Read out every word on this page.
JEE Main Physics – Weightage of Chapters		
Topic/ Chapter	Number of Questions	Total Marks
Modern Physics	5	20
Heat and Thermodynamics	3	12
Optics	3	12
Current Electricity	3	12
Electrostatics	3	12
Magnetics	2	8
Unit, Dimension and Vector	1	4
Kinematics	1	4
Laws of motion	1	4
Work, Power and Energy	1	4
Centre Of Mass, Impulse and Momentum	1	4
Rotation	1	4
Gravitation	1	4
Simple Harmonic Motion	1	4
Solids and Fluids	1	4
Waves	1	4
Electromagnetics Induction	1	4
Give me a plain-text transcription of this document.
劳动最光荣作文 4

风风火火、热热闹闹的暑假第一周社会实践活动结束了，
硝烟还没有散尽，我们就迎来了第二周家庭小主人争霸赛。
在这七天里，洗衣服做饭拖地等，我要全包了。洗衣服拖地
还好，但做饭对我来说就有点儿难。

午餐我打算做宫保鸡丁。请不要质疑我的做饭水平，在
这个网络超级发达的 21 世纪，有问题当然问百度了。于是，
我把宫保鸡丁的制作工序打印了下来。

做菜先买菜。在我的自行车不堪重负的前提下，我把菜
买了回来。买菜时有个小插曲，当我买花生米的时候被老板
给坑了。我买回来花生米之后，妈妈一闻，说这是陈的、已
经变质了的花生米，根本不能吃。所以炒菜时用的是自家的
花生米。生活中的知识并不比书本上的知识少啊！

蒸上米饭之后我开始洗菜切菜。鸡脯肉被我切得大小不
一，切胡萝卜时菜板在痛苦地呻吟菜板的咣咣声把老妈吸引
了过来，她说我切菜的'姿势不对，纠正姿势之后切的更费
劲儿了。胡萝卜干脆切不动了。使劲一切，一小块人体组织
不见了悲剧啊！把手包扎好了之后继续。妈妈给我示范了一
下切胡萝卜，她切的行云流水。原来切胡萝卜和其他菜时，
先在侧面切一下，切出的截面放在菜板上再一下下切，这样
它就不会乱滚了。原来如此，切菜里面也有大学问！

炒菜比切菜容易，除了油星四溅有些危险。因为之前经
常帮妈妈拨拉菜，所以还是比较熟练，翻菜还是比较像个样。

▬▬▬▬▬▬▬▬▬▬

* CHALLENGE
Set down exactly what runs from the line with "Give me a plain-text" to the last line of the data above, including both of those lines and no others.

* SOLUTION FOR THIS PROBLEM
Give me a plain-text transcription of this document.
劳动最光荣作文 4

风风火火、热热闹闹的暑假第一周社会实践活动结束了，
硝烟还没有散尽，我们就迎来了第二周家庭小主人争霸赛。
在这七天里，洗衣服做饭拖地等，我要全包了。洗衣服拖地
还好，但做饭对我来说就有点儿难。

午餐我打算做宫保鸡丁。请不要质疑我的做饭水平，在
这个网络超级发达的 21 世纪，有问题当然问百度了。于是，
我把宫保鸡丁的制作工序打印了下来。

做菜先买菜。在我的自行车不堪重负的前提下，我把菜
买了回来。买菜时有个小插曲，当我买花生米的时候被老板
给坑了。我买回来花生米之后，妈妈一闻，说这是陈的、已
经变质了的花生米，根本不能吃。所以炒菜时用的是自家的
花生米。生活中的知识并不比书本上的知识少啊！

蒸上米饭之后我开始洗菜切菜。鸡脯肉被我切得大小不
一，切胡萝卜时菜板在痛苦地呻吟菜板的咣咣声把老妈吸引
了过来，她说我切菜的'姿势不对，纠正姿势之后切的更费
劲儿了。胡萝卜干脆切不动了。使劲一切，一小块人体组织
不见了悲剧啊！把手包扎好了之后继续。妈妈给我示范了一
下切胡萝卜，她切的行云流水。原来切胡萝卜和其他菜时，
先在侧面切一下，切出的截面放在菜板上再一下下切，这样
它就不会乱滚了。原来如此，切菜里面也有大学问！

炒菜比切菜容易，除了油星四溅有些危险。因为之前经
常帮妈妈拨拉菜，所以还是比较熟练，翻菜还是比较像个样。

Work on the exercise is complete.